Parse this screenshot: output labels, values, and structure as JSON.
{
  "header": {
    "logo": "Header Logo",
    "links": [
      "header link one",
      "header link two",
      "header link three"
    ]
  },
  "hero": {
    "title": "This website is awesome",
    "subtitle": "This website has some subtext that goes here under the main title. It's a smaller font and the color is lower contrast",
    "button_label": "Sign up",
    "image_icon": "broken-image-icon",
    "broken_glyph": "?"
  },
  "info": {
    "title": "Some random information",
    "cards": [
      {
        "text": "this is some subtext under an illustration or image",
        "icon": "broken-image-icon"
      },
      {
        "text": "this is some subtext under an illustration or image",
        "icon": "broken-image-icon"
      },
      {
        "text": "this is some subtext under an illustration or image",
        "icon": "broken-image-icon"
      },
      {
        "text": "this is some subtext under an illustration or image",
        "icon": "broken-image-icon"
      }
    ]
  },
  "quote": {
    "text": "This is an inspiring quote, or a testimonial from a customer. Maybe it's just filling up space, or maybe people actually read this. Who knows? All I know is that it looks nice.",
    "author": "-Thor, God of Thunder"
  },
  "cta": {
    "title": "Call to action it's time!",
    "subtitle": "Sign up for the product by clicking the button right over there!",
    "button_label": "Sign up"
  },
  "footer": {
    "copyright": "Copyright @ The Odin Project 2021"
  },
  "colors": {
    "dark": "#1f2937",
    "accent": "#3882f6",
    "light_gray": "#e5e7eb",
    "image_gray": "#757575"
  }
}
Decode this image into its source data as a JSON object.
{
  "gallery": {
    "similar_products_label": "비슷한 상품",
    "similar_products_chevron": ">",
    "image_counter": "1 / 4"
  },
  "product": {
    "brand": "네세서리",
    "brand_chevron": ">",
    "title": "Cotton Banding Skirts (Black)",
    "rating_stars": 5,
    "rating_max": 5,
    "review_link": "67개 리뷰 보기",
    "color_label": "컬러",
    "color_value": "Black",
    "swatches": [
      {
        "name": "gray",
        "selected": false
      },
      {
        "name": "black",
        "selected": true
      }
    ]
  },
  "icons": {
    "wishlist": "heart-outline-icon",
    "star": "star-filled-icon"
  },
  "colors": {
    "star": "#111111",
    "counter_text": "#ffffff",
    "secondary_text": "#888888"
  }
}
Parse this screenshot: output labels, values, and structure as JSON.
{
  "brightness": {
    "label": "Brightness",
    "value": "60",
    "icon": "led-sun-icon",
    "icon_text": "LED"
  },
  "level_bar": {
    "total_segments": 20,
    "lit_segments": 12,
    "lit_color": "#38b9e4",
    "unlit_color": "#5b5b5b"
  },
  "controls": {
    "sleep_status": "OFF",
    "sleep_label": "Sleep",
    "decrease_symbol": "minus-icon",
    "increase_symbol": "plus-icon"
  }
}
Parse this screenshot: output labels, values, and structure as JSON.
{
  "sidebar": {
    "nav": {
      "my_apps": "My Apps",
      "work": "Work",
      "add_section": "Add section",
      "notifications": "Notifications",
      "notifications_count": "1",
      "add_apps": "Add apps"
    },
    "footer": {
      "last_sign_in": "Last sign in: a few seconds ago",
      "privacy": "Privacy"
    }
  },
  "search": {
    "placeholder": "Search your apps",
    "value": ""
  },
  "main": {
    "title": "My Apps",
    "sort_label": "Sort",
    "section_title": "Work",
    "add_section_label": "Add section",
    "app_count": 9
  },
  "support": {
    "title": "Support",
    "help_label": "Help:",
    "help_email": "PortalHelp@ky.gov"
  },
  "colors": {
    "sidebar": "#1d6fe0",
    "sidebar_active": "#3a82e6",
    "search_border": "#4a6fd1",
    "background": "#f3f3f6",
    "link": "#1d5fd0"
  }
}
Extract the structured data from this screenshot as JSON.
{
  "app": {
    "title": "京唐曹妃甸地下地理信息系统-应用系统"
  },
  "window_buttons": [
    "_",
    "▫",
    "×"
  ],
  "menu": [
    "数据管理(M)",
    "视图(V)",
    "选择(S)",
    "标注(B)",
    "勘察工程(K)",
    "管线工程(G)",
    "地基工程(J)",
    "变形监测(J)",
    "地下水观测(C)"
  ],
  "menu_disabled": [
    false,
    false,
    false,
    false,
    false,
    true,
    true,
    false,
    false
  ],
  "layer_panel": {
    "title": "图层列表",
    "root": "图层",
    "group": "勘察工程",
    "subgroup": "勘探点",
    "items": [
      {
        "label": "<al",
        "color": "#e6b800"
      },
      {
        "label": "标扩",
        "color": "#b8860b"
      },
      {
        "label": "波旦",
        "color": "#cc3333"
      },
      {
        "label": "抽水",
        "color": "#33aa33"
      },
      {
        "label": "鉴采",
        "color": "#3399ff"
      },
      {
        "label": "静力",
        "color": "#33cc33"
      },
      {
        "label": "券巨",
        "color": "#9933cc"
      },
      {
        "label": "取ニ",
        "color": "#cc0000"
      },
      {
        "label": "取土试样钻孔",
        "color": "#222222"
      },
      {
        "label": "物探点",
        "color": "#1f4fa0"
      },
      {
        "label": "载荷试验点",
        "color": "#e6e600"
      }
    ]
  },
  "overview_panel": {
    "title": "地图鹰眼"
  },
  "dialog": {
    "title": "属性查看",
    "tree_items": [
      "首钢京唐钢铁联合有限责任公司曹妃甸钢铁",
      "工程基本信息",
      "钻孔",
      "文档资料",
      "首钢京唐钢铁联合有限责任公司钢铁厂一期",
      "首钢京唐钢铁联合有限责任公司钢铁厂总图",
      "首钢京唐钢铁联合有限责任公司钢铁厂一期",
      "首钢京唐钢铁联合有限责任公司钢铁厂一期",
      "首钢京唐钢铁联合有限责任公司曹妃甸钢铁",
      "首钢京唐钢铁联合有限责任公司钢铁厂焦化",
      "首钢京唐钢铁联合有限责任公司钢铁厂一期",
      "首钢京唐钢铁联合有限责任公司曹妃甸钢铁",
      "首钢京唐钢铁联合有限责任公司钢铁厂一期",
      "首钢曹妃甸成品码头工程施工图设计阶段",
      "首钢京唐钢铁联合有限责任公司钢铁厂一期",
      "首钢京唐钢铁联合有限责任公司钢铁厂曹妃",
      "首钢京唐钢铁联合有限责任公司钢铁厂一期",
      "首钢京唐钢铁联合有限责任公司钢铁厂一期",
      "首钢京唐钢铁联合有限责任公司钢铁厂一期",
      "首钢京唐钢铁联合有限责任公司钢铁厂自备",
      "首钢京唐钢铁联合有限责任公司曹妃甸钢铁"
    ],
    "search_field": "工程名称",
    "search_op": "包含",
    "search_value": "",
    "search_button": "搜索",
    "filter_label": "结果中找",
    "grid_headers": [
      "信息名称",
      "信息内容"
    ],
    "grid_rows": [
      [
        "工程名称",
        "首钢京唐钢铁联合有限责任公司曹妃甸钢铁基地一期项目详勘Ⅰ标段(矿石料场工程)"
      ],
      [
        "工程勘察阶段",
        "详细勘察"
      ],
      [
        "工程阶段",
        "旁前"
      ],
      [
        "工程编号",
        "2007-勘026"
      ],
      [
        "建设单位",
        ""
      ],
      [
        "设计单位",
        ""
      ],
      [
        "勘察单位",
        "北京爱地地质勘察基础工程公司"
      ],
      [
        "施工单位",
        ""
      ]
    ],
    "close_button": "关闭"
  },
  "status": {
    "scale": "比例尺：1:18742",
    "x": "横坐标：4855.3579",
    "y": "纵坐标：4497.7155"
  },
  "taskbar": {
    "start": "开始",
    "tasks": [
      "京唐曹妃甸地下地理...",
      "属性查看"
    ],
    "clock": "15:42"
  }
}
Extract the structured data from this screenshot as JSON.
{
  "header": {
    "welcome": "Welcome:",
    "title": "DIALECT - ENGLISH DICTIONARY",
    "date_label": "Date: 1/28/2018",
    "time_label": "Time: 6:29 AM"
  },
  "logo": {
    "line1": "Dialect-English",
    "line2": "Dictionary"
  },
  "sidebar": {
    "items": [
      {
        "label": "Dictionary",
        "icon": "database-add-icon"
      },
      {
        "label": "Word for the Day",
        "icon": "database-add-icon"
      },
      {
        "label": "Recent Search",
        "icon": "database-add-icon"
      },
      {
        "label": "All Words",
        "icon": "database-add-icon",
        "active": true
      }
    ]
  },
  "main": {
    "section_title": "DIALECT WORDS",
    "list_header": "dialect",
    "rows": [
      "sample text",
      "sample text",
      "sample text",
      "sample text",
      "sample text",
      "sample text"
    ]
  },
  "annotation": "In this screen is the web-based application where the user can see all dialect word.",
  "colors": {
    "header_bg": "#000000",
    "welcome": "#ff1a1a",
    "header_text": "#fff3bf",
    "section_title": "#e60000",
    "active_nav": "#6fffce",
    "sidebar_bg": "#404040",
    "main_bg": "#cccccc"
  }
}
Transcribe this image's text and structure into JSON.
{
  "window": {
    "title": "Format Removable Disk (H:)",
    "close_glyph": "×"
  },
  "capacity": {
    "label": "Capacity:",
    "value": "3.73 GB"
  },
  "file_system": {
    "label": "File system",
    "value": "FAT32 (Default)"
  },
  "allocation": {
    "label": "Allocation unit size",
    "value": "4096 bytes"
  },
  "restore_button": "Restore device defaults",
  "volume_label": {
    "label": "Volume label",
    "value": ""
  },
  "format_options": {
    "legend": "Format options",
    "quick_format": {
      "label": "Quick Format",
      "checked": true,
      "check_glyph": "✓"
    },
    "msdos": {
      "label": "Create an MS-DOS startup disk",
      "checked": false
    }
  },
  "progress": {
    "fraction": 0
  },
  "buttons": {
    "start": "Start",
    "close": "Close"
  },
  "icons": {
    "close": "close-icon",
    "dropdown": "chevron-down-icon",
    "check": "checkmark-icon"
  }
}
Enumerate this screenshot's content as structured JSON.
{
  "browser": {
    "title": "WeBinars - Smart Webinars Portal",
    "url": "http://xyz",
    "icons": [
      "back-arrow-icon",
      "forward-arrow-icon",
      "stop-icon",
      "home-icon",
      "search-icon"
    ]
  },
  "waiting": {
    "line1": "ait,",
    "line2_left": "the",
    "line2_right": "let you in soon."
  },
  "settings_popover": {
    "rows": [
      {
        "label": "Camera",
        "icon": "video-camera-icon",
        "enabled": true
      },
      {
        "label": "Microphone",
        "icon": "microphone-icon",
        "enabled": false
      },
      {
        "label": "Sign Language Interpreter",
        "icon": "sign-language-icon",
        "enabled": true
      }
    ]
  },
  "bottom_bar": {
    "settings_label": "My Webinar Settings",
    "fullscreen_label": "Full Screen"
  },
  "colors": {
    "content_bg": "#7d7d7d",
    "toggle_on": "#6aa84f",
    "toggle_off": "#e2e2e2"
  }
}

==================================================

## [Task]
Everything from the line with "Enumerate this screenshot's" through the last line of the material above should be echoed exactly, and nothing else.

## [Output of the exercise]
Enumerate this screenshot's content as structured JSON.
{
  "browser": {
    "title": "WeBinars - Smart Webinars Portal",
    "url": "http://xyz",
    "icons": [
      "back-arrow-icon",
      "forward-arrow-icon",
      "stop-icon",
      "home-icon",
      "search-icon"
    ]
  },
  "waiting": {
    "line1": "ait,",
    "line2_left": "the",
    "line2_right": "let you in soon."
  },
  "settings_popover": {
    "rows": [
      {
        "label": "Camera",
        "icon": "video-camera-icon",
        "enabled": true
      },
      {
        "label": "Microphone",
        "icon": "microphone-icon",
        "enabled": false
      },
      {
        "label": "Sign Language Interpreter",
        "icon": "sign-language-icon",
        "enabled": true
      }
    ]
  },
  "bottom_bar": {
    "settings_label": "My Webinar Settings",
    "fullscreen_label": "Full Screen"
  },
  "colors": {
    "content_bg": "#7d7d7d",
    "toggle_on": "#6aa84f",
    "toggle_off": "#e2e2e2"
  }
}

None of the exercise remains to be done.